> **THE REQUEST**:
Repeat each entry exactly and drop the pictures.

++++ RECORDS ++++

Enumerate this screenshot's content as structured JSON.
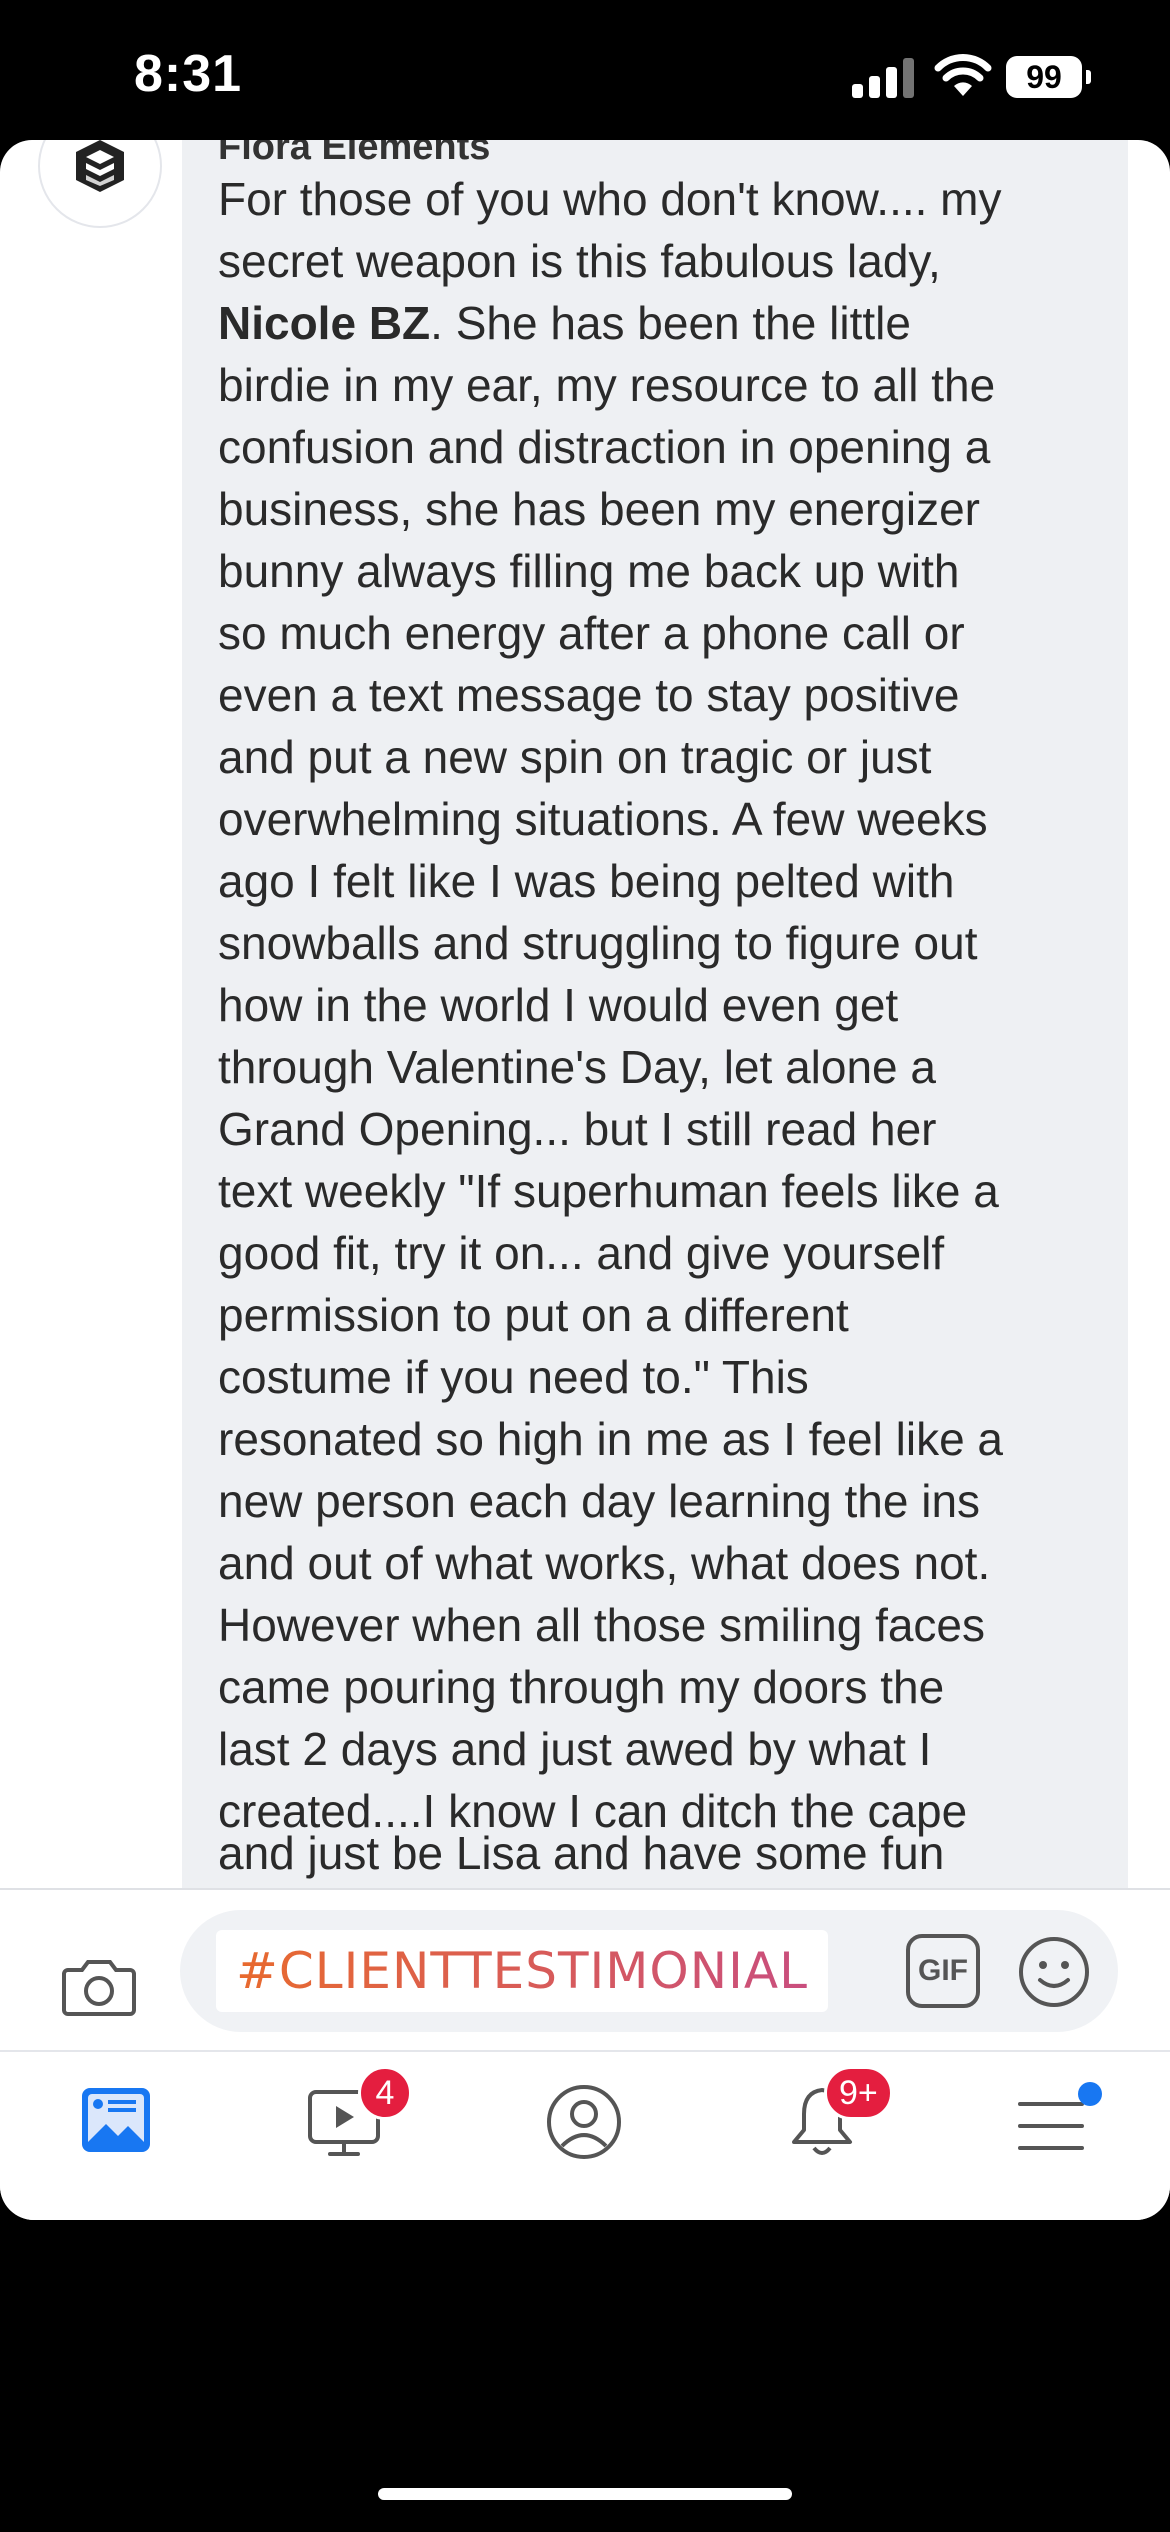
{
  "status_bar": {
    "time": "8:31",
    "battery": "99",
    "icons": [
      "signal-icon",
      "wifi-icon",
      "battery-icon"
    ]
  },
  "post": {
    "author": "Flora Elements",
    "lines": [
      "For those of you who don't know.... my",
      "secret weapon is this fabulous lady,",
      "",
      "birdie in my ear, my resource to all the",
      "confusion and distraction in opening a",
      "business, she has been my energizer",
      "bunny always filling me back up with",
      "so much energy after a phone call or",
      "even a text message to stay positive",
      "and put a new spin on tragic or just",
      "overwhelming situations. A few weeks",
      "ago I felt like I was being pelted with",
      "snowballs and struggling to figure out",
      "how in the world I would even get",
      "through Valentine's Day, let alone a",
      "Grand Opening... but I still read her",
      "text weekly \"If superhuman feels like a",
      "good fit, try it on... and give yourself",
      "permission to put on a different",
      "costume if you need to.\" This",
      "resonated so high in me as I feel like a",
      "new person each day learning the ins",
      "and out of what works, what does not.",
      "However when all those smiling faces",
      "came pouring through my doors the",
      "last 2 days and just awed by what I",
      "created....I know I can ditch the cape"
    ],
    "mention": "Nicole BZ",
    "mention_rest": ". She has been the little",
    "cut_line": "and just be Lisa and have some fun"
  },
  "composer": {
    "hashtag": "#CLIENTTESTIMONIAL",
    "gif_label": "GIF"
  },
  "tabbar": {
    "video_badge": "4",
    "notifications_badge": "9+"
  },
  "colors": {
    "bubble": "#eef0f3",
    "badge": "#e41e3f",
    "accent": "#1877f2"
  }
}
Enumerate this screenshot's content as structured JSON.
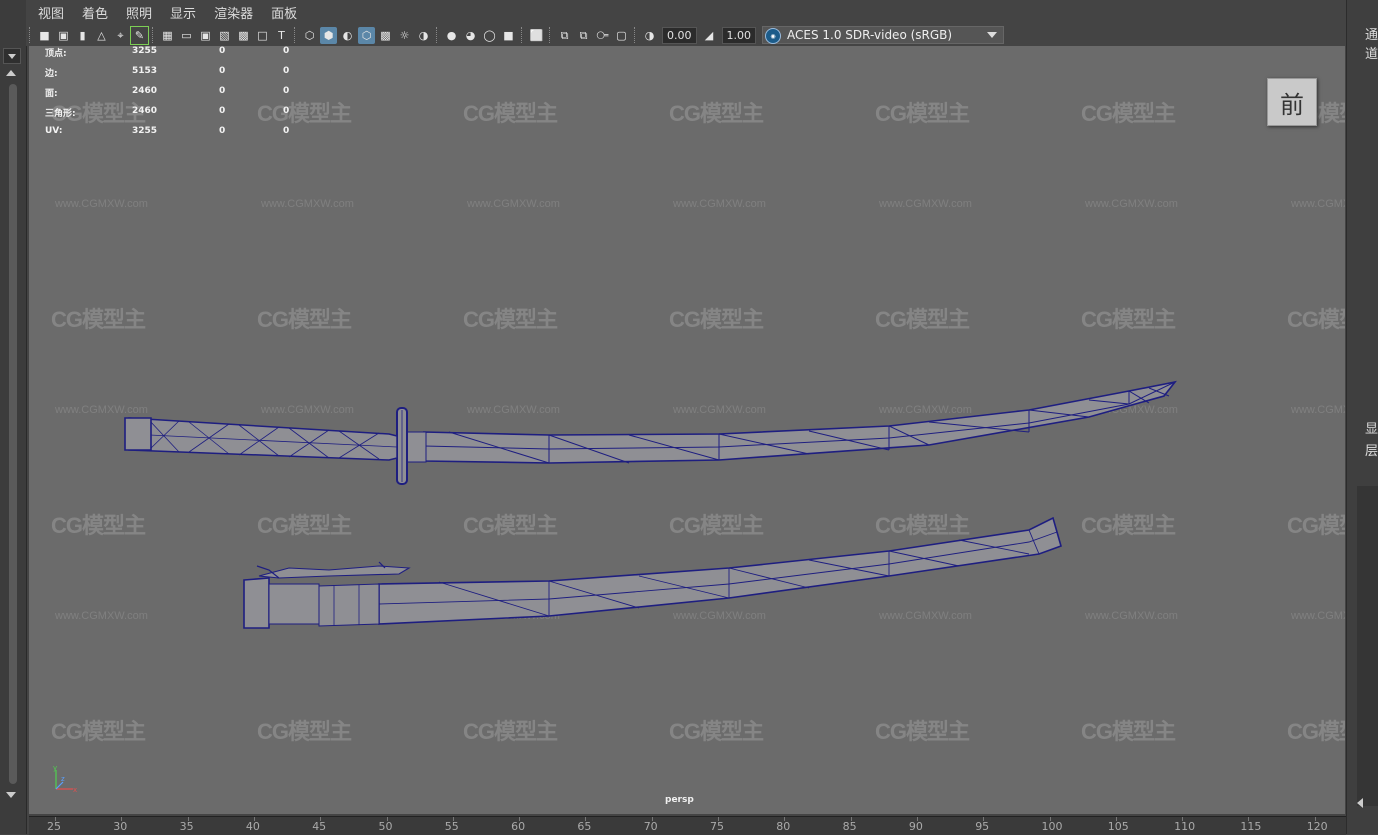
{
  "menubar": {
    "items": [
      "视图",
      "着色",
      "照明",
      "显示",
      "渲染器",
      "面板"
    ]
  },
  "toolbar": {
    "exposure_value": "0.00",
    "gamma_value": "1.00",
    "color_space_label": "ACES 1.0 SDR-video (sRGB)",
    "icons": [
      "camera-select-icon",
      "camera-attributes-icon",
      "bookmark-icon",
      "image-plane-icon",
      "2d-pan-zoom-icon",
      "grease-pencil-icon",
      "grid-icon",
      "film-gate-icon",
      "resolution-gate-icon",
      "gate-mask-icon",
      "field-chart-icon",
      "safe-action-icon",
      "safe-title-icon",
      "wireframe-icon",
      "smooth-shade-icon",
      "default-material-icon",
      "wireframe-on-shaded-icon",
      "textured-icon",
      "use-all-lights-icon",
      "shadows-icon",
      "screen-space-ao-icon",
      "motion-blur-icon",
      "multisample-aa-icon",
      "depth-of-field-icon",
      "isolate-select-icon",
      "xray-icon",
      "xray-active-icon",
      "xray-joints-icon",
      "backface-cull-icon",
      "exposure-icon",
      "gamma-icon",
      "color-management-icon"
    ]
  },
  "hud": {
    "rows": [
      {
        "label": "顶点:",
        "v1": "3255",
        "v2": "0",
        "v3": "0"
      },
      {
        "label": "边:",
        "v1": "5153",
        "v2": "0",
        "v3": "0"
      },
      {
        "label": "面:",
        "v1": "2460",
        "v2": "0",
        "v3": "0"
      },
      {
        "label": "三角形:",
        "v1": "2460",
        "v2": "0",
        "v3": "0"
      },
      {
        "label": "UV:",
        "v1": "3255",
        "v2": "0",
        "v3": "0"
      }
    ]
  },
  "view_cube_label": "前",
  "camera_label": "persp",
  "axis_labels": {
    "y": "y",
    "z": "z",
    "x": "x"
  },
  "watermark": {
    "logo_text": "CG模型主",
    "url_text": "www.CGMXW.com"
  },
  "right_panel": {
    "top_text": "通道",
    "display_tab": "显",
    "layer_tab": "层"
  },
  "ruler": {
    "labels": [
      "25",
      "30",
      "35",
      "40",
      "45",
      "50",
      "55",
      "60",
      "65",
      "70",
      "75",
      "80",
      "85",
      "90",
      "95",
      "100",
      "105",
      "110",
      "115",
      "120"
    ]
  },
  "colors": {
    "viewport_bg": "#6b6b6b",
    "wireframe": "#1e1e80",
    "mesh_fill": "#8f8f94",
    "active_icon": "#5b87a8"
  }
}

++++

> **FULL SOLUTION**:
Enumerate this screenshot's content as structured JSON.
{
  "status_bar": {
    "time": "8:31",
    "battery": "99",
    "icons": [
      "signal-icon",
      "wifi-icon",
      "battery-icon"
    ]
  },
  "post": {
    "author": "Flora Elements",
    "lines": [
      "For those of you who don't know.... my",
      "secret weapon is this fabulous lady,",
      "",
      "birdie in my ear, my resource to all the",
      "confusion and distraction in opening a",
      "business, she has been my energizer",
      "bunny always filling me back up with",
      "so much energy after a phone call or",
      "even a text message to stay positive",
      "and put a new spin on tragic or just",
      "overwhelming situations. A few weeks",
      "ago I felt like I was being pelted with",
      "snowballs and struggling to figure out",
      "how in the world I would even get",
      "through Valentine's Day, let alone a",
      "Grand Opening... but I still read her",
      "text weekly \"If superhuman feels like a",
      "good fit, try it on... and give yourself",
      "permission to put on a different",
      "costume if you need to.\" This",
      "resonated so high in me as I feel like a",
      "new person each day learning the ins",
      "and out of what works, what does not.",
      "However when all those smiling faces",
      "came pouring through my doors the",
      "last 2 days and just awed by what I",
      "created....I know I can ditch the cape"
    ],
    "mention": "Nicole BZ",
    "mention_rest": ". She has been the little",
    "cut_line": "and just be Lisa and have some fun"
  },
  "composer": {
    "hashtag": "#CLIENTTESTIMONIAL",
    "gif_label": "GIF"
  },
  "tabbar": {
    "video_badge": "4",
    "notifications_badge": "9+"
  },
  "colors": {
    "bubble": "#eef0f3",
    "badge": "#e41e3f",
    "accent": "#1877f2"
  }
}
Enumerate this screenshot's content as structured JSON.
{
  "menubar": {
    "items": [
      "视图",
      "着色",
      "照明",
      "显示",
      "渲染器",
      "面板"
    ]
  },
  "toolbar": {
    "exposure_value": "0.00",
    "gamma_value": "1.00",
    "color_space_label": "ACES 1.0 SDR-video (sRGB)",
    "icons": [
      "camera-select-icon",
      "camera-attributes-icon",
      "bookmark-icon",
      "image-plane-icon",
      "2d-pan-zoom-icon",
      "grease-pencil-icon",
      "grid-icon",
      "film-gate-icon",
      "resolution-gate-icon",
      "gate-mask-icon",
      "field-chart-icon",
      "safe-action-icon",
      "safe-title-icon",
      "wireframe-icon",
      "smooth-shade-icon",
      "default-material-icon",
      "wireframe-on-shaded-icon",
      "textured-icon",
      "use-all-lights-icon",
      "shadows-icon",
      "screen-space-ao-icon",
      "motion-blur-icon",
      "multisample-aa-icon",
      "depth-of-field-icon",
      "isolate-select-icon",
      "xray-icon",
      "xray-active-icon",
      "xray-joints-icon",
      "backface-cull-icon",
      "exposure-icon",
      "gamma-icon",
      "color-management-icon"
    ]
  },
  "hud": {
    "rows": [
      {
        "label": "顶点:",
        "v1": "3255",
        "v2": "0",
        "v3": "0"
      },
      {
        "label": "边:",
        "v1": "5153",
        "v2": "0",
        "v3": "0"
      },
      {
        "label": "面:",
        "v1": "2460",
        "v2": "0",
        "v3": "0"
      },
      {
        "label": "三角形:",
        "v1": "2460",
        "v2": "0",
        "v3": "0"
      },
      {
        "label": "UV:",
        "v1": "3255",
        "v2": "0",
        "v3": "0"
      }
    ]
  },
  "view_cube_label": "前",
  "camera_label": "persp",
  "axis_labels": {
    "y": "y",
    "z": "z",
    "x": "x"
  },
  "watermark": {
    "logo_text": "CG模型主",
    "url_text": "www.CGMXW.com"
  },
  "right_panel": {
    "top_text": "通道",
    "display_tab": "显",
    "layer_tab": "层"
  },
  "ruler": {
    "labels": [
      "25",
      "30",
      "35",
      "40",
      "45",
      "50",
      "55",
      "60",
      "65",
      "70",
      "75",
      "80",
      "85",
      "90",
      "95",
      "100",
      "105",
      "110",
      "115",
      "120"
    ]
  },
  "colors": {
    "viewport_bg": "#6b6b6b",
    "wireframe": "#1e1e80",
    "mesh_fill": "#8f8f94",
    "active_icon": "#5b87a8"
  }
}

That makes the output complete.